EXERCISE: Identify and reproduce every line holding the string "RMSE".

MATERIAL FOR THIS EXERCISE:
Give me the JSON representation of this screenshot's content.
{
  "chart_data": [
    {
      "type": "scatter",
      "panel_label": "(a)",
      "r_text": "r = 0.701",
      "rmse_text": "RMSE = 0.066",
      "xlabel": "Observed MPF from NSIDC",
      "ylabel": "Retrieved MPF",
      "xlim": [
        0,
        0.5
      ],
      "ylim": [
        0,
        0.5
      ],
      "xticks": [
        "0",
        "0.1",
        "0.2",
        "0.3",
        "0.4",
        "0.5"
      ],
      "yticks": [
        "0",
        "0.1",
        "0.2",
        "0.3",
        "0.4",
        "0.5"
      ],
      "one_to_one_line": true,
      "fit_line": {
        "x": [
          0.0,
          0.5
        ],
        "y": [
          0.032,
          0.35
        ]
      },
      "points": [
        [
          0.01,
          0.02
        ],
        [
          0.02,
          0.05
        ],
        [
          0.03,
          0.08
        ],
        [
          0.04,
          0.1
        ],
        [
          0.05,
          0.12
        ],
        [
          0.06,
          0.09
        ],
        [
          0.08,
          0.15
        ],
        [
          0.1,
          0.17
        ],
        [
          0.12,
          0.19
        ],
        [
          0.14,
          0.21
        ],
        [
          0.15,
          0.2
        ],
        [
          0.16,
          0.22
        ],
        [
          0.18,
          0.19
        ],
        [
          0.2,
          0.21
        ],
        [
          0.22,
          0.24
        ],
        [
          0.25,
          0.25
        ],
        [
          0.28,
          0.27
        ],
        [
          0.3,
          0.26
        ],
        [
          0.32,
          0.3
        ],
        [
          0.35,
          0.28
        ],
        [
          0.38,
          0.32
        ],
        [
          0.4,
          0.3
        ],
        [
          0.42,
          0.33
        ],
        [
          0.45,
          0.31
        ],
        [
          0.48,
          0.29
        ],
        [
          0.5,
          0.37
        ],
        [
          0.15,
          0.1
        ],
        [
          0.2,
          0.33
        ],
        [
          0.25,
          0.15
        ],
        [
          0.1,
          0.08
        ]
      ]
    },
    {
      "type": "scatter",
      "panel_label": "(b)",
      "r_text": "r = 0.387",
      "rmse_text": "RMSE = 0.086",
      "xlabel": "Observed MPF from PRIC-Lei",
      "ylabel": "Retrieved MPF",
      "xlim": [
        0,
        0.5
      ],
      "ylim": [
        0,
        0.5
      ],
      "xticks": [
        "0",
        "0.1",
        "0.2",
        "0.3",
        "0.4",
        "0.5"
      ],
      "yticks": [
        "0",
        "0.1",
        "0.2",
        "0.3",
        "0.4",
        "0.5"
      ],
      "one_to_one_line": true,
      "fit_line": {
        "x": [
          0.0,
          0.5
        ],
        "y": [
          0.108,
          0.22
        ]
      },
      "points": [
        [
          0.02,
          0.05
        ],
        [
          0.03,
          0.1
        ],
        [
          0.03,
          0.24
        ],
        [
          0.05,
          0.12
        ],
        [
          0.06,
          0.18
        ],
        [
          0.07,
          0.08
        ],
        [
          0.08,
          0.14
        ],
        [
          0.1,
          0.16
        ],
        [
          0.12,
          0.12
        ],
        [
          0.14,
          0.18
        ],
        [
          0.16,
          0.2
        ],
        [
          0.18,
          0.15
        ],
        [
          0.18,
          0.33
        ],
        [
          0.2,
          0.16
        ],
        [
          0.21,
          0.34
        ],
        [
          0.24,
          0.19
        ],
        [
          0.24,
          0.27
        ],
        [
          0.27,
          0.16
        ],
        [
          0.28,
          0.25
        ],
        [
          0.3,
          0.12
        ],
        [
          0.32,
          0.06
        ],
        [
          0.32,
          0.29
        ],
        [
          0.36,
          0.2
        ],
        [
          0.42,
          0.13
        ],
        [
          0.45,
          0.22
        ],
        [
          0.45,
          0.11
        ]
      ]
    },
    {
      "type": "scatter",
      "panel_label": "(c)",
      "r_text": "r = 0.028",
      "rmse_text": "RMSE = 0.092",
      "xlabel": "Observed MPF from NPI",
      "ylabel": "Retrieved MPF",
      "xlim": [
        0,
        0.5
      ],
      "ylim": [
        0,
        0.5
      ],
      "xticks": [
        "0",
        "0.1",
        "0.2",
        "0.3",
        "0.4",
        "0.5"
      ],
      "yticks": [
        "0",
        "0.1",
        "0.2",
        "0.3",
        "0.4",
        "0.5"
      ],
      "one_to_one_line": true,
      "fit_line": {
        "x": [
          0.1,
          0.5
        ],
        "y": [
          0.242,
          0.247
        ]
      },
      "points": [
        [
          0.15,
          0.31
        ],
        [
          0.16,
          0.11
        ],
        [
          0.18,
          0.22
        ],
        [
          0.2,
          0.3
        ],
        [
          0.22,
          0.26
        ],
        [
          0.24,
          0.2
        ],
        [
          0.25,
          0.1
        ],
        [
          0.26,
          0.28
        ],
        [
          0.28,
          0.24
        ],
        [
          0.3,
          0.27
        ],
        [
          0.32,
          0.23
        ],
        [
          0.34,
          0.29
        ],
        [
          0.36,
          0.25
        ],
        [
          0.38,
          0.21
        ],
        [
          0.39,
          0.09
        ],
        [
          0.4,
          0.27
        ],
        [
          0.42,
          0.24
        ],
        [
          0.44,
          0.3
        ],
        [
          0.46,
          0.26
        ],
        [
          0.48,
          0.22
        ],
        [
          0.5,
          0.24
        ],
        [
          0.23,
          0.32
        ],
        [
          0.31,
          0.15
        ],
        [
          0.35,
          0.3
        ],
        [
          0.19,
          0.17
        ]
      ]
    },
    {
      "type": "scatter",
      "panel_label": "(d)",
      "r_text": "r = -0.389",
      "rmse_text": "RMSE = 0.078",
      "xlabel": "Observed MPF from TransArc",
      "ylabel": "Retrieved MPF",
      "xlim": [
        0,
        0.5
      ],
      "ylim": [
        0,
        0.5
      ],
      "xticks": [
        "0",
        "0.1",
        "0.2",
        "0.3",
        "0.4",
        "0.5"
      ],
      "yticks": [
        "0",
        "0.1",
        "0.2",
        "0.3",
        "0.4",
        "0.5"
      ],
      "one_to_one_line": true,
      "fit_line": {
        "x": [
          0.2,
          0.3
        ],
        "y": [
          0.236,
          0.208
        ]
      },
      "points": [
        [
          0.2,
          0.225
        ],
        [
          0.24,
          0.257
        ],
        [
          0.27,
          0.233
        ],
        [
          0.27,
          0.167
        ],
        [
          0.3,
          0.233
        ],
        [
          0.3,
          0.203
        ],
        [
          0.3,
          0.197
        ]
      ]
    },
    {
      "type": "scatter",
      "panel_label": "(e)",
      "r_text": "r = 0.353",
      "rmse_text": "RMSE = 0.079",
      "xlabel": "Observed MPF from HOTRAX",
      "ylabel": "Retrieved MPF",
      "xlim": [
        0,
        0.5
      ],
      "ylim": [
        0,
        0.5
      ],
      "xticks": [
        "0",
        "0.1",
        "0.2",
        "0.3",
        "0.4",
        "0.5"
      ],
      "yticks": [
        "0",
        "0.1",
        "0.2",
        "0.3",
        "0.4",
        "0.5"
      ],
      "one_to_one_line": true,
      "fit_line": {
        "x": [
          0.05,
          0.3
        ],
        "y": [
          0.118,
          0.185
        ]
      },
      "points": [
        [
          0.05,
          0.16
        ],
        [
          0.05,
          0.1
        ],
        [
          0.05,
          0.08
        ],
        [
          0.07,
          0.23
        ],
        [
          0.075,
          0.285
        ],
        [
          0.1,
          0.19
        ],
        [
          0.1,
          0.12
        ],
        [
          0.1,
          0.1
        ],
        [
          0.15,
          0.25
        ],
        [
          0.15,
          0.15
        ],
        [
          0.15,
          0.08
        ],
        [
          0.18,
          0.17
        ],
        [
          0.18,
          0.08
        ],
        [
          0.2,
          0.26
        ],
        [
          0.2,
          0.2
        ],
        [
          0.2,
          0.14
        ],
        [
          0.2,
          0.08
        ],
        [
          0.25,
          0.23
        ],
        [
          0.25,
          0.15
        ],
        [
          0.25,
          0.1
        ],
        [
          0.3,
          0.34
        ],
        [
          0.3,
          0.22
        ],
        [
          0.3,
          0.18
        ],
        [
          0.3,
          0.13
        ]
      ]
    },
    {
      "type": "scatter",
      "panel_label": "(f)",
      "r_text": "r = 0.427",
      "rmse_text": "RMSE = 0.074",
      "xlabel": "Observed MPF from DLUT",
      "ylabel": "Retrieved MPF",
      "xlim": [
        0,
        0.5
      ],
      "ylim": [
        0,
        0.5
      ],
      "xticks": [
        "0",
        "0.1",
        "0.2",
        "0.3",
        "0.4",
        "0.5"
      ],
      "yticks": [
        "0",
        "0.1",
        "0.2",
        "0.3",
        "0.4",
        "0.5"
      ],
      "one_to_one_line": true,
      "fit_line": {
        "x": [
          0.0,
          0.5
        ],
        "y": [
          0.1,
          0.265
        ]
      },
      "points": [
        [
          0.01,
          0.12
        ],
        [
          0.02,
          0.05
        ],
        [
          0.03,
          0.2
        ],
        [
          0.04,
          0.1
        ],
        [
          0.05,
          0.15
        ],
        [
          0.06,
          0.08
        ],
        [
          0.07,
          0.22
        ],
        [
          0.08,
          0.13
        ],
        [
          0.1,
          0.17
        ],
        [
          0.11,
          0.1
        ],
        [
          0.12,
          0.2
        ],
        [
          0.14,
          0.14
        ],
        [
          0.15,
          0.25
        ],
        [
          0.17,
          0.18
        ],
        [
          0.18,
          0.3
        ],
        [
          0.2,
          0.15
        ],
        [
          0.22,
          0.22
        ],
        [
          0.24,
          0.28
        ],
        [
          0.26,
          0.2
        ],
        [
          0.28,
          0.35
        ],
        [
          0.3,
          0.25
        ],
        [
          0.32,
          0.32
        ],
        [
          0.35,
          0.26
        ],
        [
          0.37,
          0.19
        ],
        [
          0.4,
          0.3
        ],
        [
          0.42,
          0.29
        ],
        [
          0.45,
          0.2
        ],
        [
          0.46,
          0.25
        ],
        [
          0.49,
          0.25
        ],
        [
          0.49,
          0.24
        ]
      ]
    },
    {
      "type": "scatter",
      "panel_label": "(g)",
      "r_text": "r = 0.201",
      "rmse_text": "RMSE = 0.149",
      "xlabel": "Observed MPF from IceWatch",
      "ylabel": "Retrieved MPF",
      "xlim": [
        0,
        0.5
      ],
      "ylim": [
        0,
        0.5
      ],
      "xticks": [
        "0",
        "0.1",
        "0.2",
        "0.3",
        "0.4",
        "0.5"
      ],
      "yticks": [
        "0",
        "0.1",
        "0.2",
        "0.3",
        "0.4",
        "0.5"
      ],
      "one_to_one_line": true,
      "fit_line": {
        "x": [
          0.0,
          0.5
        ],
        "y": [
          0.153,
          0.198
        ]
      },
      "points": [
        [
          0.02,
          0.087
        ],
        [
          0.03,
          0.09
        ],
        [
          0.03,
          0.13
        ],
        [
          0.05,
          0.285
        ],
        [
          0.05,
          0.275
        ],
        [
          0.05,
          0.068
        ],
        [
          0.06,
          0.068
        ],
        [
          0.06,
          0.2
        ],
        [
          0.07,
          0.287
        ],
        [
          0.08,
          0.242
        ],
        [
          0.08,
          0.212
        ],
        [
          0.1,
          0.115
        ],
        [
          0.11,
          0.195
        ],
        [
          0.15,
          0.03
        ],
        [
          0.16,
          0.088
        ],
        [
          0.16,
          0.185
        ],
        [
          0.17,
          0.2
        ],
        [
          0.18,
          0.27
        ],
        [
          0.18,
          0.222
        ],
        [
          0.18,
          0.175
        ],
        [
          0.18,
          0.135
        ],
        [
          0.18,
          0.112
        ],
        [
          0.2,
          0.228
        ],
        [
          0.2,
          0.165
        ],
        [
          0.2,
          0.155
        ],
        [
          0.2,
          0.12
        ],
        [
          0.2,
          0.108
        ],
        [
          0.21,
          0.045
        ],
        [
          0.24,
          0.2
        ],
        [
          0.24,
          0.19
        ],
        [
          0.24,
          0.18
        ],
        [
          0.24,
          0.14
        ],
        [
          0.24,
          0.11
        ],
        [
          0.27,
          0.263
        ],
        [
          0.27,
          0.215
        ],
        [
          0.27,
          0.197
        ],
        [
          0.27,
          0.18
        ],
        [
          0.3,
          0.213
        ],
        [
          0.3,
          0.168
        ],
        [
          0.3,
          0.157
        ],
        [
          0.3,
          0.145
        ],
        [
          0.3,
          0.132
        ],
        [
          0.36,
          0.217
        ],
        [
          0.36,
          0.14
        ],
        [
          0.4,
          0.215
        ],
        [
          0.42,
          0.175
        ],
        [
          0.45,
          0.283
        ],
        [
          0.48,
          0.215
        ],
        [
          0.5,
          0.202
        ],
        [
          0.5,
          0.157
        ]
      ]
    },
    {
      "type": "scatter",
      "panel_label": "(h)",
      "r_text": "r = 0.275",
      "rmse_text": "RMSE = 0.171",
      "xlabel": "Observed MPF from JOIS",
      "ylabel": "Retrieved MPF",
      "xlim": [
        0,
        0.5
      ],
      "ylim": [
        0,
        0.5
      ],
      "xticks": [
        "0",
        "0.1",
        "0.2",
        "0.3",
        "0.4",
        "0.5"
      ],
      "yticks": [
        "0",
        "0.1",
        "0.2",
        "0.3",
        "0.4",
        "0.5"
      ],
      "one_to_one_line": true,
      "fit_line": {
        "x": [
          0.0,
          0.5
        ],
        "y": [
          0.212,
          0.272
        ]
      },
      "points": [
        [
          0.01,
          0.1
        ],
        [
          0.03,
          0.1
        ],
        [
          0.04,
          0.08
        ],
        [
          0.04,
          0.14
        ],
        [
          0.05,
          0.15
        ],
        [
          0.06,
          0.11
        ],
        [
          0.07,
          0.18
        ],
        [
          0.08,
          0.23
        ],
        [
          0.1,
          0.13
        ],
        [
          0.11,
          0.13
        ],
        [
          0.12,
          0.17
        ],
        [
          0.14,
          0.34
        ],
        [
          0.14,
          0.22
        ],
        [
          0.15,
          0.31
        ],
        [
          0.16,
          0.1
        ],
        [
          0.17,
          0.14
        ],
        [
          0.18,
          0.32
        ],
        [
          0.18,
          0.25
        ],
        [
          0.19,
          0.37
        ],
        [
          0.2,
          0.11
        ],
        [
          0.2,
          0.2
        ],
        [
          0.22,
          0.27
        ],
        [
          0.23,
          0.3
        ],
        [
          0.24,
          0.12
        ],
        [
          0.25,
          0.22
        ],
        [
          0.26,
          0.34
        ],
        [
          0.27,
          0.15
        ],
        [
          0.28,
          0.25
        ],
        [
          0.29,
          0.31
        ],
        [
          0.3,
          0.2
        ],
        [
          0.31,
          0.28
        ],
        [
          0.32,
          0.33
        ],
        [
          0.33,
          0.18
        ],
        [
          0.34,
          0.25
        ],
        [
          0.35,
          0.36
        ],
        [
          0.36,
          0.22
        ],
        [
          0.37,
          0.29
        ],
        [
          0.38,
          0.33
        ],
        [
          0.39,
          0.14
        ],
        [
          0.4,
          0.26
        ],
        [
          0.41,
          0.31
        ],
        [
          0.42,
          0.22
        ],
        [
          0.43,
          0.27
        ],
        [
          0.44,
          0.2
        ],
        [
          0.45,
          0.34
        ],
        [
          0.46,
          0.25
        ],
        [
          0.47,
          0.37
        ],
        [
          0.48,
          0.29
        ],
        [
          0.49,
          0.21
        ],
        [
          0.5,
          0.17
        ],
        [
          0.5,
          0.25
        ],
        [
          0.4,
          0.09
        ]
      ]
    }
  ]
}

SOLUTION TO THIS EXERCISE:
      "rmse_text": "RMSE = 0.066",
      "rmse_text": "RMSE = 0.086",
      "rmse_text": "RMSE = 0.092",
      "rmse_text": "RMSE = 0.078",
      "rmse_text": "RMSE = 0.079",
      "rmse_text": "RMSE = 0.074",
      "rmse_text": "RMSE = 0.149",
      "rmse_text": "RMSE = 0.171",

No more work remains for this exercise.